• EXERCISE
Return the listing word for word, starting at its first line and ending with the line that contains "candle-body (418, 318, 421, 321)", including that line.

• INPUT FOR THIS TASK
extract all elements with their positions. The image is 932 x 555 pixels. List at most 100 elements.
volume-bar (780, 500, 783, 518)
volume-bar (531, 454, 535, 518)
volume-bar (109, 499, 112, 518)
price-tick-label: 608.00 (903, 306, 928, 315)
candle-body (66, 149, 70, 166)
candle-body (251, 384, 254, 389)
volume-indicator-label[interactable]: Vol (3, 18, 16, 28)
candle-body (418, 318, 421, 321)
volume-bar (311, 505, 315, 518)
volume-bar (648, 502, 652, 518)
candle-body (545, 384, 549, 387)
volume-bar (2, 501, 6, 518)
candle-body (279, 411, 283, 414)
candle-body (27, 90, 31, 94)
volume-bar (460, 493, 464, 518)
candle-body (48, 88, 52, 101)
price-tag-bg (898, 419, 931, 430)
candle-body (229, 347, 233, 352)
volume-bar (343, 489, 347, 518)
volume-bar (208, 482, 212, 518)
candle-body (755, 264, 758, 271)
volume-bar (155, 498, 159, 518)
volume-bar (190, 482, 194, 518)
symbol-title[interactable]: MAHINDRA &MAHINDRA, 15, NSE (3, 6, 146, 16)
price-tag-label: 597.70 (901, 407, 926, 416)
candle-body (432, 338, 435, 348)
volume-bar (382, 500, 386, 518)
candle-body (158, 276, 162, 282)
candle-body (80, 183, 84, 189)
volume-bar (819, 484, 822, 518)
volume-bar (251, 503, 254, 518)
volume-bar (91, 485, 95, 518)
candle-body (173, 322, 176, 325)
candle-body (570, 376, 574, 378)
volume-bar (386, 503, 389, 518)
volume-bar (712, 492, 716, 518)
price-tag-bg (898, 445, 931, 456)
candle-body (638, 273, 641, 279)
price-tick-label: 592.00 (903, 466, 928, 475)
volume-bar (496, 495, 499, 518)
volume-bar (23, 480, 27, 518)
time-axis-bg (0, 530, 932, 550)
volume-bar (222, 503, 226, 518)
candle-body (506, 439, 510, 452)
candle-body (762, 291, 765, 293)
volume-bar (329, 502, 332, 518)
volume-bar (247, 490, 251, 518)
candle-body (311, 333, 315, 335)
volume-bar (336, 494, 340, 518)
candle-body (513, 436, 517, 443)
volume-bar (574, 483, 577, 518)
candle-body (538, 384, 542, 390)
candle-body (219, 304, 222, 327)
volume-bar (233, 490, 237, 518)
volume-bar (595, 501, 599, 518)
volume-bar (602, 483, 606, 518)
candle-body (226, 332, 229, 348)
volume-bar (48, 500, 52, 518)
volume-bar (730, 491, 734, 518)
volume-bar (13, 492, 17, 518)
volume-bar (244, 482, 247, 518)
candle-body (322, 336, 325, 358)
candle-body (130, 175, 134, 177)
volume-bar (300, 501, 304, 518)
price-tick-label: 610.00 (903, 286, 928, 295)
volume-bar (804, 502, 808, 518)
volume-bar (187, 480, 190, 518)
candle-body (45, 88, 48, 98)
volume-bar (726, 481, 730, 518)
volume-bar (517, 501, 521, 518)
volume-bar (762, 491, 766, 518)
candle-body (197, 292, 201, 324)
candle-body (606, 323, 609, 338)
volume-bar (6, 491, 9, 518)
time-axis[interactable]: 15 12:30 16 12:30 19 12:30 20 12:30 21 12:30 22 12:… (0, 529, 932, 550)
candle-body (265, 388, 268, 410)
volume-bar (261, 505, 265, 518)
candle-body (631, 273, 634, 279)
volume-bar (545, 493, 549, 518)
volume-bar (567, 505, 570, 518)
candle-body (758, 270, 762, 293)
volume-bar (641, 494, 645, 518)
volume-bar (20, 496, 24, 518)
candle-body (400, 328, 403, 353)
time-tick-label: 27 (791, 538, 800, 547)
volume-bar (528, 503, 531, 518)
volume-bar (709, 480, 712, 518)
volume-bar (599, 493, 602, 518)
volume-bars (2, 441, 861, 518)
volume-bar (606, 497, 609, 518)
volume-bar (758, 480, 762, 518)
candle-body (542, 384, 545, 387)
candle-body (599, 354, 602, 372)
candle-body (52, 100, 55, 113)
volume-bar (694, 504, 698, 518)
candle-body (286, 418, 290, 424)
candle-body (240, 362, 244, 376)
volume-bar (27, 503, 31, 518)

• OUTPUT BELOW
extract all elements with their positions. The image is 932 x 555 pixels. List at most 100 elements.
volume-bar (780, 500, 783, 518)
volume-bar (531, 454, 535, 518)
volume-bar (109, 499, 112, 518)
price-tick-label: 608.00 (903, 306, 928, 315)
candle-body (66, 149, 70, 166)
candle-body (251, 384, 254, 389)
volume-indicator-label[interactable]: Vol (3, 18, 16, 28)
candle-body (418, 318, 421, 321)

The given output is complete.